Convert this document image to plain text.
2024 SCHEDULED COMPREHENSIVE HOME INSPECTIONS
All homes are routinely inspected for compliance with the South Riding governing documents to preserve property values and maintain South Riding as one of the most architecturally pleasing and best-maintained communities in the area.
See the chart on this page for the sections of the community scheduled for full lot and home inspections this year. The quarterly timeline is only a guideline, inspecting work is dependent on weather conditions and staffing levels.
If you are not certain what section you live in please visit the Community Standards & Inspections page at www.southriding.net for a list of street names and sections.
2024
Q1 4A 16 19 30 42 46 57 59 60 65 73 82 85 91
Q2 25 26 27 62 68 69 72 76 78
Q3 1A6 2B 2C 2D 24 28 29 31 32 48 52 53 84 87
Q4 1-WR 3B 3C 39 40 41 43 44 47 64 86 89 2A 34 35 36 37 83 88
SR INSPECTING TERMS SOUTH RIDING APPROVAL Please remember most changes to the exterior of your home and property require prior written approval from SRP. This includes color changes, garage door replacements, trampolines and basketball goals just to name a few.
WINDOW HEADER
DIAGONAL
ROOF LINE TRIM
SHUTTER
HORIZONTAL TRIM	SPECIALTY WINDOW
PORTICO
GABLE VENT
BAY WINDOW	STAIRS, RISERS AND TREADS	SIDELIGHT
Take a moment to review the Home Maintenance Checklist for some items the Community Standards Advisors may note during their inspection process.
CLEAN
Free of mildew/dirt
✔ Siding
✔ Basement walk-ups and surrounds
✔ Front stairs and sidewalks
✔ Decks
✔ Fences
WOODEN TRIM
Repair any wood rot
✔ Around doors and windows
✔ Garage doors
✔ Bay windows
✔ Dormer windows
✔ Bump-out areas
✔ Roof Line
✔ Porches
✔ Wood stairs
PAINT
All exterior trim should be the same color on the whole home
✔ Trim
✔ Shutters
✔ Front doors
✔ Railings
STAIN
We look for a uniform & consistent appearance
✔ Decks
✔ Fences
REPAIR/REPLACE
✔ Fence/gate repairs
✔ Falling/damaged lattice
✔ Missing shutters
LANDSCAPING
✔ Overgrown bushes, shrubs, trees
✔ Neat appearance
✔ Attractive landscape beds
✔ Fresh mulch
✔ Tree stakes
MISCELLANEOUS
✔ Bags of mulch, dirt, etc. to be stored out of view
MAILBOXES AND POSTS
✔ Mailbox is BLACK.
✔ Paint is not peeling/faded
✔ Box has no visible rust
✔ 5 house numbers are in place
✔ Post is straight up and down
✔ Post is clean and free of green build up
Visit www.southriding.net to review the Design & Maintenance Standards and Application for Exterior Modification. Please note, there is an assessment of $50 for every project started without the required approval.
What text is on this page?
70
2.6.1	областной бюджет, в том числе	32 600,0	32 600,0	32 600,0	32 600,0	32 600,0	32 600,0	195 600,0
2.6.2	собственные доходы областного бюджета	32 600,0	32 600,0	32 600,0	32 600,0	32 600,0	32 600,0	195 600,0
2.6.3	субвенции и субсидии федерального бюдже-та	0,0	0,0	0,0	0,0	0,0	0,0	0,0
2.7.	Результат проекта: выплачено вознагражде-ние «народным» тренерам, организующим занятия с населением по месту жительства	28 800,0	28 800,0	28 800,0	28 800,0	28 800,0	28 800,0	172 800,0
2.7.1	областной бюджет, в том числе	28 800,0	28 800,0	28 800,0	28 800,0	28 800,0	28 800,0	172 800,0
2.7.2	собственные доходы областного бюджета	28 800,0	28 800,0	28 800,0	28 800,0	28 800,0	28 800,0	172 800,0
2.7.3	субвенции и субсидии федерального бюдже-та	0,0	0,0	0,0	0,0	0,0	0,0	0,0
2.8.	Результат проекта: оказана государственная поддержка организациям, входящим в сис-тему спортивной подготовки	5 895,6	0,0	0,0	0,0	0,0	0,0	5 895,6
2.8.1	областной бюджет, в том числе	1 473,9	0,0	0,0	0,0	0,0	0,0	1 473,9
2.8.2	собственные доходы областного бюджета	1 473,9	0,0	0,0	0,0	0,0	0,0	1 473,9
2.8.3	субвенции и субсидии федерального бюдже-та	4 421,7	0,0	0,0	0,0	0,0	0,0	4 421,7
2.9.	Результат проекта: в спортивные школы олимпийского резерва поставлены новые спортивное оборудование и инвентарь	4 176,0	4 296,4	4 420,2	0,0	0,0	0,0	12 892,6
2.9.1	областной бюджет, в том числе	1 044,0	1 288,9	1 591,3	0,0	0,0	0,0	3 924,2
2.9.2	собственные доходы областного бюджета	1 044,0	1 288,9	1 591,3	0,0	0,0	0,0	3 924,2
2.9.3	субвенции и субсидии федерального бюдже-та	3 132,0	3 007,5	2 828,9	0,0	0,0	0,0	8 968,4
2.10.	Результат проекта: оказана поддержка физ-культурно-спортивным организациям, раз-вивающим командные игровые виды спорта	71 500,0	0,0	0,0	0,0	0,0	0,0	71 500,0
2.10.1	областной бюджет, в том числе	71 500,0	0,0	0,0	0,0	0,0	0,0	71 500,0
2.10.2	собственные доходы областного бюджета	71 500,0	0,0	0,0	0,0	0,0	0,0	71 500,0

PROBLEM TO WORK ON = Go through the material and select each line with the string "бюджета" in it.

RESULT OF THIS TASK =
2.6.2	собственные доходы областного бюджета	32 600,0	32 600,0	32 600,0	32 600,0	32 600,0	32 600,0	195 600,0
2.7.2	собственные доходы областного бюджета	28 800,0	28 800,0	28 800,0	28 800,0	28 800,0	28 800,0	172 800,0
2.8.2	собственные доходы областного бюджета	1 473,9	0,0	0,0	0,0	0,0	0,0	1 473,9
2.9.2	собственные доходы областного бюджета	1 044,0	1 288,9	1 591,3	0,0	0,0	0,0	3 924,2
2.10.2	собственные доходы областного бюджета	71 500,0	0,0	0,0	0,0	0,0	0,0	71 500,0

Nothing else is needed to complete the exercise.